Problem statement: Report each line of the data that has "title" somewhere in it.

Records for this task:
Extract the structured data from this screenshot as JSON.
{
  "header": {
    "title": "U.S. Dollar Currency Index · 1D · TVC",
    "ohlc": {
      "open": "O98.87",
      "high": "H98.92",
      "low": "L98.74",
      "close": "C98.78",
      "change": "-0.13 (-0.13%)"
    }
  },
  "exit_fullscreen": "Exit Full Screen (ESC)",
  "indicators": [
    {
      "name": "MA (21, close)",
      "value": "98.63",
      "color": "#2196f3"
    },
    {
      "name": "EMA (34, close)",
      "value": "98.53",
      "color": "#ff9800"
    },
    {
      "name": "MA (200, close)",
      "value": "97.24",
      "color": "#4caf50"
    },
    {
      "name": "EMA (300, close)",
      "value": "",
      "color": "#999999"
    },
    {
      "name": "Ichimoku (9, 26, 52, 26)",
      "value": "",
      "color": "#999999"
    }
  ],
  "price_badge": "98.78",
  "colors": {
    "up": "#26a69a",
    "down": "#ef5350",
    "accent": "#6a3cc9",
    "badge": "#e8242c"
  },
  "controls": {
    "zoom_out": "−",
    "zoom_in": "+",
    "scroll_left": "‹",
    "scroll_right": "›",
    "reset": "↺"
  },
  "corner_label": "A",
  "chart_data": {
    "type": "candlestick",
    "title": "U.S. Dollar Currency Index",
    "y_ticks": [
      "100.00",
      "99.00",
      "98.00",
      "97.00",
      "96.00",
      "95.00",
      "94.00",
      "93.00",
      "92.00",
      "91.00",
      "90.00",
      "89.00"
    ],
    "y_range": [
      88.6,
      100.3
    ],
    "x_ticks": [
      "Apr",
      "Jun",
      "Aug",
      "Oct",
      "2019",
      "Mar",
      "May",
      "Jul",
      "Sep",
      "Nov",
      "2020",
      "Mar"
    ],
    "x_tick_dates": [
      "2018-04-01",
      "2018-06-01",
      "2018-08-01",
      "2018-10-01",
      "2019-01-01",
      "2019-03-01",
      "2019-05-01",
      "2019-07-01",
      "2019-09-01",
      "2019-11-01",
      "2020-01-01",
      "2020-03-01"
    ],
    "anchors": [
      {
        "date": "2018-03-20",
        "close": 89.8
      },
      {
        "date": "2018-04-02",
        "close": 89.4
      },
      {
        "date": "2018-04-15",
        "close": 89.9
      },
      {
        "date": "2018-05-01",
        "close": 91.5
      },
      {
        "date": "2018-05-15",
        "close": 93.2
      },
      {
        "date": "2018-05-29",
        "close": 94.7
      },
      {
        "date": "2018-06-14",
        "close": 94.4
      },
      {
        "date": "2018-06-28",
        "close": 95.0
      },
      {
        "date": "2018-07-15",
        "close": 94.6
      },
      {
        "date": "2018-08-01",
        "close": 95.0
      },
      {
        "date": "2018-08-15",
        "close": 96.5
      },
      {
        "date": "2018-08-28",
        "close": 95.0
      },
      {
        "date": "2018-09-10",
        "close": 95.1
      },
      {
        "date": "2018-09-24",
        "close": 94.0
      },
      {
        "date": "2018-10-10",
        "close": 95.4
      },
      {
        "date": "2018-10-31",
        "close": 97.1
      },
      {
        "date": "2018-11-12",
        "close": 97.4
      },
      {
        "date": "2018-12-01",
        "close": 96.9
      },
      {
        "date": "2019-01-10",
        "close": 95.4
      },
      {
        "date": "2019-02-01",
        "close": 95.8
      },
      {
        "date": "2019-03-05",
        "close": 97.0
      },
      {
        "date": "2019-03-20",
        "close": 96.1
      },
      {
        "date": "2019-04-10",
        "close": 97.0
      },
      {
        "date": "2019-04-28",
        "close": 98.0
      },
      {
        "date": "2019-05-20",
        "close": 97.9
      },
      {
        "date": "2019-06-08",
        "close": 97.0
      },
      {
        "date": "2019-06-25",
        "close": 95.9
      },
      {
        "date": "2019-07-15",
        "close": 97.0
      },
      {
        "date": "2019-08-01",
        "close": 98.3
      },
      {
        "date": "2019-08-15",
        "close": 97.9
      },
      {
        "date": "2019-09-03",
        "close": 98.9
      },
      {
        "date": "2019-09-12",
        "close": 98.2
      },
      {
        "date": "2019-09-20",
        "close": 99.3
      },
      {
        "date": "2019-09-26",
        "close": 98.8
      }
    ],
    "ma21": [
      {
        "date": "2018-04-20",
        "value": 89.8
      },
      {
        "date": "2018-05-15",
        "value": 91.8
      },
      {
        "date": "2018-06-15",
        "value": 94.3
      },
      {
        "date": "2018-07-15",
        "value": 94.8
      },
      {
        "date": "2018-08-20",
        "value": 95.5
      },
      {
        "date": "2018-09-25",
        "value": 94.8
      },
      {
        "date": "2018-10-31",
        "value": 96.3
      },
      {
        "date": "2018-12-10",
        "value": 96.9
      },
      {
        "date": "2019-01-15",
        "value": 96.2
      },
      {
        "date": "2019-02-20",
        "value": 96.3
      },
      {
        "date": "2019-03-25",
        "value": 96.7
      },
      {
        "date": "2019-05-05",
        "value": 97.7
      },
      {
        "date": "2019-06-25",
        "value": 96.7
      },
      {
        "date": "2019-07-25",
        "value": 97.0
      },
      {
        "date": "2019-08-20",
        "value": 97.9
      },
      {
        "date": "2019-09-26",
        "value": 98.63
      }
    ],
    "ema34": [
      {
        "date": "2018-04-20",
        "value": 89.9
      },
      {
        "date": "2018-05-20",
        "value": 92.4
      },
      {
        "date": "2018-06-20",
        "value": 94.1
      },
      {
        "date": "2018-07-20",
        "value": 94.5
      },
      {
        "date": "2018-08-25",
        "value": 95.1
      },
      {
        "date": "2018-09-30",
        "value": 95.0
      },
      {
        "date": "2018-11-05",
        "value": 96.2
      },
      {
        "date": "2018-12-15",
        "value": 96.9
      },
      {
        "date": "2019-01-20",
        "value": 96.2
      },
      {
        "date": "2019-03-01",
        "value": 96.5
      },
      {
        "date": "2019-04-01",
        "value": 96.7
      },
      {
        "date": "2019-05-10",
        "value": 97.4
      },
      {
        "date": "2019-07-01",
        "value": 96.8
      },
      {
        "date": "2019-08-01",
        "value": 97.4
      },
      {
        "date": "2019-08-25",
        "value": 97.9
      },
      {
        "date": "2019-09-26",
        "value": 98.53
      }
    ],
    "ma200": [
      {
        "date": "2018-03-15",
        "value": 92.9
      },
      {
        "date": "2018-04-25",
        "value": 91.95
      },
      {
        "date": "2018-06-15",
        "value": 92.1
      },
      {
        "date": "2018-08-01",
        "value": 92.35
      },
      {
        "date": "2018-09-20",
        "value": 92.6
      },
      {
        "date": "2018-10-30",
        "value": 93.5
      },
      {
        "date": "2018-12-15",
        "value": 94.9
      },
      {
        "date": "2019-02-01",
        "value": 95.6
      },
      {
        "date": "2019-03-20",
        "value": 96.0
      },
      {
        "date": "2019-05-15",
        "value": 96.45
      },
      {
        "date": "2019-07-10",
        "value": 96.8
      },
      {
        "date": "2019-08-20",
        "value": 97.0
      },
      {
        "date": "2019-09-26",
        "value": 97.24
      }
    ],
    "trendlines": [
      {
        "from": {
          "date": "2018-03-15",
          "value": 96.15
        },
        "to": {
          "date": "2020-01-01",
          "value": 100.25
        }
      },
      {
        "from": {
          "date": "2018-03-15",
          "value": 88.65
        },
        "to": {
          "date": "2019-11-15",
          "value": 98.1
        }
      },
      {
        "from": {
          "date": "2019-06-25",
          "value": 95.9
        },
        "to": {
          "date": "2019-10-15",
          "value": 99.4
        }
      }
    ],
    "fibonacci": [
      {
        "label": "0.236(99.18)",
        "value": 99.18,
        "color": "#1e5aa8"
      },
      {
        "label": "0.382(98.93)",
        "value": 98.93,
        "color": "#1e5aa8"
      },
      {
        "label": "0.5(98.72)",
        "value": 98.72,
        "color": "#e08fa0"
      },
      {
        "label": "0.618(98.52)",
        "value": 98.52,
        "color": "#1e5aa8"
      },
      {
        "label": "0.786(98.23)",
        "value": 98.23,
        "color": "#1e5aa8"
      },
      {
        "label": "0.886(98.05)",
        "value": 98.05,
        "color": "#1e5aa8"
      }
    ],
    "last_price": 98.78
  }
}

Finished task:
    "title": "U.S. Dollar Currency Index · 1D · TVC",
    "title": "U.S. Dollar Currency Index",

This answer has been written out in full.